-------- Record list
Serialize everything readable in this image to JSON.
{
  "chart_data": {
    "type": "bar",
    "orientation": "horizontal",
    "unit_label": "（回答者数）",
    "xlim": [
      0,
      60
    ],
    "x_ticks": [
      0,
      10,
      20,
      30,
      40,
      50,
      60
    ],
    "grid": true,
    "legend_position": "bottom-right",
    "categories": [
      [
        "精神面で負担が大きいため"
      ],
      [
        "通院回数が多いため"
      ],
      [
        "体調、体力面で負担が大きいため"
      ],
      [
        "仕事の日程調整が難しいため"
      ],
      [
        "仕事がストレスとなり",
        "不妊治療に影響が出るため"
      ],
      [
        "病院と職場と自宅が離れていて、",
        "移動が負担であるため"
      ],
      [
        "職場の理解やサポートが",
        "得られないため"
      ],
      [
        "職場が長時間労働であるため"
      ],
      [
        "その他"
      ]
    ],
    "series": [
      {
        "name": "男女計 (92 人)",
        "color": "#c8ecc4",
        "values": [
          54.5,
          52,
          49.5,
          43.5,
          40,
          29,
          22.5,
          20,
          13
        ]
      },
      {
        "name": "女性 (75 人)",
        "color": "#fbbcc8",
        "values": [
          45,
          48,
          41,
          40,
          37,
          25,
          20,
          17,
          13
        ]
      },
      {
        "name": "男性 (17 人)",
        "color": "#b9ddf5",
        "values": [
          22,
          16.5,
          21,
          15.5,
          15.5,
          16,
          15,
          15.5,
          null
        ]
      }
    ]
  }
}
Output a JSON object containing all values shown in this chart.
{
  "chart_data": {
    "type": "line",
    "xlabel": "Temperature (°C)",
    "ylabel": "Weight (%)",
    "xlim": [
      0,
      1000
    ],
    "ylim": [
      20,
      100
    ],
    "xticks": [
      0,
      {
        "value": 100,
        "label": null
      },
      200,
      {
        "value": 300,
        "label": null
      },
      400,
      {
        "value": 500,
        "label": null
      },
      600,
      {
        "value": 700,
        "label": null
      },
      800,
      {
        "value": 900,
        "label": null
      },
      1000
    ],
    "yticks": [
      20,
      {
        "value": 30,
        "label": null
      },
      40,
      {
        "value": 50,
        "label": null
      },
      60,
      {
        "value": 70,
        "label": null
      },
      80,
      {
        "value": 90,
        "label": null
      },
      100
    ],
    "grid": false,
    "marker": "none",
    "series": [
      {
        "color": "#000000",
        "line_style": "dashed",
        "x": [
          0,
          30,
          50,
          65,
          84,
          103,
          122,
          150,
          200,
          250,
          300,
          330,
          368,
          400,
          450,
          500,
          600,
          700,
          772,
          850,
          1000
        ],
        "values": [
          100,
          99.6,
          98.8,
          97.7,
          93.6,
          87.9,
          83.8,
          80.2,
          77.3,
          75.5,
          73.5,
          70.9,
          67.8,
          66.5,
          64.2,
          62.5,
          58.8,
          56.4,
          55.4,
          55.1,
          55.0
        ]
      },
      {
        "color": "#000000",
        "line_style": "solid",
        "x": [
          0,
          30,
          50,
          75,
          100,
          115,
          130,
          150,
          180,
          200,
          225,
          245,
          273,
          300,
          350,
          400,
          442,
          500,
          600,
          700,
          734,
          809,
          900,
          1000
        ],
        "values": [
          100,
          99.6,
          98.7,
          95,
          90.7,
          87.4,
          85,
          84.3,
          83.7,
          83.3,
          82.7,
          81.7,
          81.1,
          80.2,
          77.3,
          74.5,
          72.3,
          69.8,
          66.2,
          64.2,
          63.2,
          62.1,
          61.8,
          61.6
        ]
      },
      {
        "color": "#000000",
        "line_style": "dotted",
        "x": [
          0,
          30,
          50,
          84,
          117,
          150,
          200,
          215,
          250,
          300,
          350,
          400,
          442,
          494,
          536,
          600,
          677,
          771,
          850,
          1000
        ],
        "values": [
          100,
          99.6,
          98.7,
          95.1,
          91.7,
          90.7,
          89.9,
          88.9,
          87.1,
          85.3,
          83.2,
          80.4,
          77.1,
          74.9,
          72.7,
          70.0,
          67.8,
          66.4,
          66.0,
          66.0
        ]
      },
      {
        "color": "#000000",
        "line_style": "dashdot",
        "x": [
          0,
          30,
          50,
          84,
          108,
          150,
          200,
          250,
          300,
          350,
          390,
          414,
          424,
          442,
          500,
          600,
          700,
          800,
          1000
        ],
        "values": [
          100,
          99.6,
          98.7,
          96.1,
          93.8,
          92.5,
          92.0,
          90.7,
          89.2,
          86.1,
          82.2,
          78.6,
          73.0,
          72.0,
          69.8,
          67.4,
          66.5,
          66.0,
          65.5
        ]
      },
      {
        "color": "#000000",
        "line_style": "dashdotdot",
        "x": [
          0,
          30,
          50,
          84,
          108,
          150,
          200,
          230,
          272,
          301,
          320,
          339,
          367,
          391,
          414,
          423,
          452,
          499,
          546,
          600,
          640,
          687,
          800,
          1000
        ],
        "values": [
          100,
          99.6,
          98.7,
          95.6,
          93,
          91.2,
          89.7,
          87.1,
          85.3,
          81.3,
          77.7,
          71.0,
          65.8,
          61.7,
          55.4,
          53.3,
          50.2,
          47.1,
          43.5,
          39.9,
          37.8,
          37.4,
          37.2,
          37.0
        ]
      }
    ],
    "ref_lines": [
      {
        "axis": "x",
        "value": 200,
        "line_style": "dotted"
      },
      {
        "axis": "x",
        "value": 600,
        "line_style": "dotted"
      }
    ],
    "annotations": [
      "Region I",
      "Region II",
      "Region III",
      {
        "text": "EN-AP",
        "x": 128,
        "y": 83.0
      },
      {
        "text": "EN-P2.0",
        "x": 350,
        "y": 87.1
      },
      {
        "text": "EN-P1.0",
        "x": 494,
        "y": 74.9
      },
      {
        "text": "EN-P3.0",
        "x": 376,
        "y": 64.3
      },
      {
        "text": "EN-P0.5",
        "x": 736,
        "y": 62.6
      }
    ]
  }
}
----------------
▶ [Problem to solve] Write out the whole listing again, exactly as it stands.

▶ [Task output]
Serialize everything readable in this image to JSON.
{
  "chart_data": {
    "type": "bar",
    "orientation": "horizontal",
    "unit_label": "（回答者数）",
    "xlim": [
      0,
      60
    ],
    "x_ticks": [
      0,
      10,
      20,
      30,
      40,
      50,
      60
    ],
    "grid": true,
    "legend_position": "bottom-right",
    "categories": [
      [
        "精神面で負担が大きいため"
      ],
      [
        "通院回数が多いため"
      ],
      [
        "体調、体力面で負担が大きいため"
      ],
      [
        "仕事の日程調整が難しいため"
      ],
      [
        "仕事がストレスとなり",
        "不妊治療に影響が出るため"
      ],
      [
        "病院と職場と自宅が離れていて、",
        "移動が負担であるため"
      ],
      [
        "職場の理解やサポートが",
        "得られないため"
      ],
      [
        "職場が長時間労働であるため"
      ],
      [
        "その他"
      ]
    ],
    "series": [
      {
        "name": "男女計 (92 人)",
        "color": "#c8ecc4",
        "values": [
          54.5,
          52,
          49.5,
          43.5,
          40,
          29,
          22.5,
          20,
          13
        ]
      },
      {
        "name": "女性 (75 人)",
        "color": "#fbbcc8",
        "values": [
          45,
          48,
          41,
          40,
          37,
          25,
          20,
          17,
          13
        ]
      },
      {
        "name": "男性 (17 人)",
        "color": "#b9ddf5",
        "values": [
          22,
          16.5,
          21,
          15.5,
          15.5,
          16,
          15,
          15.5,
          null
        ]
      }
    ]
  }
}
Output a JSON object containing all values shown in this chart.
{
  "chart_data": {
    "type": "line",
    "xlabel": "Temperature (°C)",
    "ylabel": "Weight (%)",
    "xlim": [
      0,
      1000
    ],
    "ylim": [
      20,
      100
    ],
    "xticks": [
      0,
      {
        "value": 100,
        "label": null
      },
      200,
      {
        "value": 300,
        "label": null
      },
      400,
      {
        "value": 500,
        "label": null
      },
      600,
      {
        "value": 700,
        "label": null
      },
      800,
      {
        "value": 900,
        "label": null
      },
      1000
    ],
    "yticks": [
      20,
      {
        "value": 30,
        "label": null
      },
      40,
      {
        "value": 50,
        "label": null
      },
      60,
      {
        "value": 70,
        "label": null
      },
      80,
      {
        "value": 90,
        "label": null
      },
      100
    ],
    "grid": false,
    "marker": "none",
    "series": [
      {
        "color": "#000000",
        "line_style": "dashed",
        "x": [
          0,
          30,
          50,
          65,
          84,
          103,
          122,
          150,
          200,
          250,
          300,
          330,
          368,
          400,
          450,
          500,
          600,
          700,
          772,
          850,
          1000
        ],
        "values": [
          100,
          99.6,
          98.8,
          97.7,
          93.6,
          87.9,
          83.8,
          80.2,
          77.3,
          75.5,
          73.5,
          70.9,
          67.8,
          66.5,
          64.2,
          62.5,
          58.8,
          56.4,
          55.4,
          55.1,
          55.0
        ]
      },
      {
        "color": "#000000",
        "line_style": "solid",
        "x": [
          0,
          30,
          50,
          75,
          100,
          115,
          130,
          150,
          180,
          200,
          225,
          245,
          273,
          300,
          350,
          400,
          442,
          500,
          600,
          700,
          734,
          809,
          900,
          1000
        ],
        "values": [
          100,
          99.6,
          98.7,
          95,
          90.7,
          87.4,
          85,
          84.3,
          83.7,
          83.3,
          82.7,
          81.7,
          81.1,
          80.2,
          77.3,
          74.5,
          72.3,
          69.8,
          66.2,
          64.2,
          63.2,
          62.1,
          61.8,
          61.6
        ]
      },
      {
        "color": "#000000",
        "line_style": "dotted",
        "x": [
          0,
          30,
          50,
          84,
          117,
          150,
          200,
          215,
          250,
          300,
          350,
          400,
          442,
          494,
          536,
          600,
          677,
          771,
          850,
          1000
        ],
        "values": [
          100,
          99.6,
          98.7,
          95.1,
          91.7,
          90.7,
          89.9,
          88.9,
          87.1,
          85.3,
          83.2,
          80.4,
          77.1,
          74.9,
          72.7,
          70.0,
          67.8,
          66.4,
          66.0,
          66.0
        ]
      },
      {
        "color": "#000000",
        "line_style": "dashdot",
        "x": [
          0,
          30,
          50,
          84,
          108,
          150,
          200,
          250,
          300,
          350,
          390,
          414,
          424,
          442,
          500,
          600,
          700,
          800,
          1000
        ],
        "values": [
          100,
          99.6,
          98.7,
          96.1,
          93.8,
          92.5,
          92.0,
          90.7,
          89.2,
          86.1,
          82.2,
          78.6,
          73.0,
          72.0,
          69.8,
          67.4,
          66.5,
          66.0,
          65.5
        ]
      },
      {
        "color": "#000000",
        "line_style": "dashdotdot",
        "x": [
          0,
          30,
          50,
          84,
          108,
          150,
          200,
          230,
          272,
          301,
          320,
          339,
          367,
          391,
          414,
          423,
          452,
          499,
          546,
          600,
          640,
          687,
          800,
          1000
        ],
        "values": [
          100,
          99.6,
          98.7,
          95.6,
          93,
          91.2,
          89.7,
          87.1,
          85.3,
          81.3,
          77.7,
          71.0,
          65.8,
          61.7,
          55.4,
          53.3,
          50.2,
          47.1,
          43.5,
          39.9,
          37.8,
          37.4,
          37.2,
          37.0
        ]
      }
    ],
    "ref_lines": [
      {
        "axis": "x",
        "value": 200,
        "line_style": "dotted"
      },
      {
        "axis": "x",
        "value": 600,
        "line_style": "dotted"
      }
    ],
    "annotations": [
      "Region I",
      "Region II",
      "Region III",
      {
        "text": "EN-AP",
        "x": 128,
        "y": 83.0
      },
      {
        "text": "EN-P2.0",
        "x": 350,
        "y": 87.1
      },
      {
        "text": "EN-P1.0",
        "x": 494,
        "y": 74.9
      },
      {
        "text": "EN-P3.0",
        "x": 376,
        "y": 64.3
      },
      {
        "text": "EN-P0.5",
        "x": 736,
        "y": 62.6
      }
    ]
  }
}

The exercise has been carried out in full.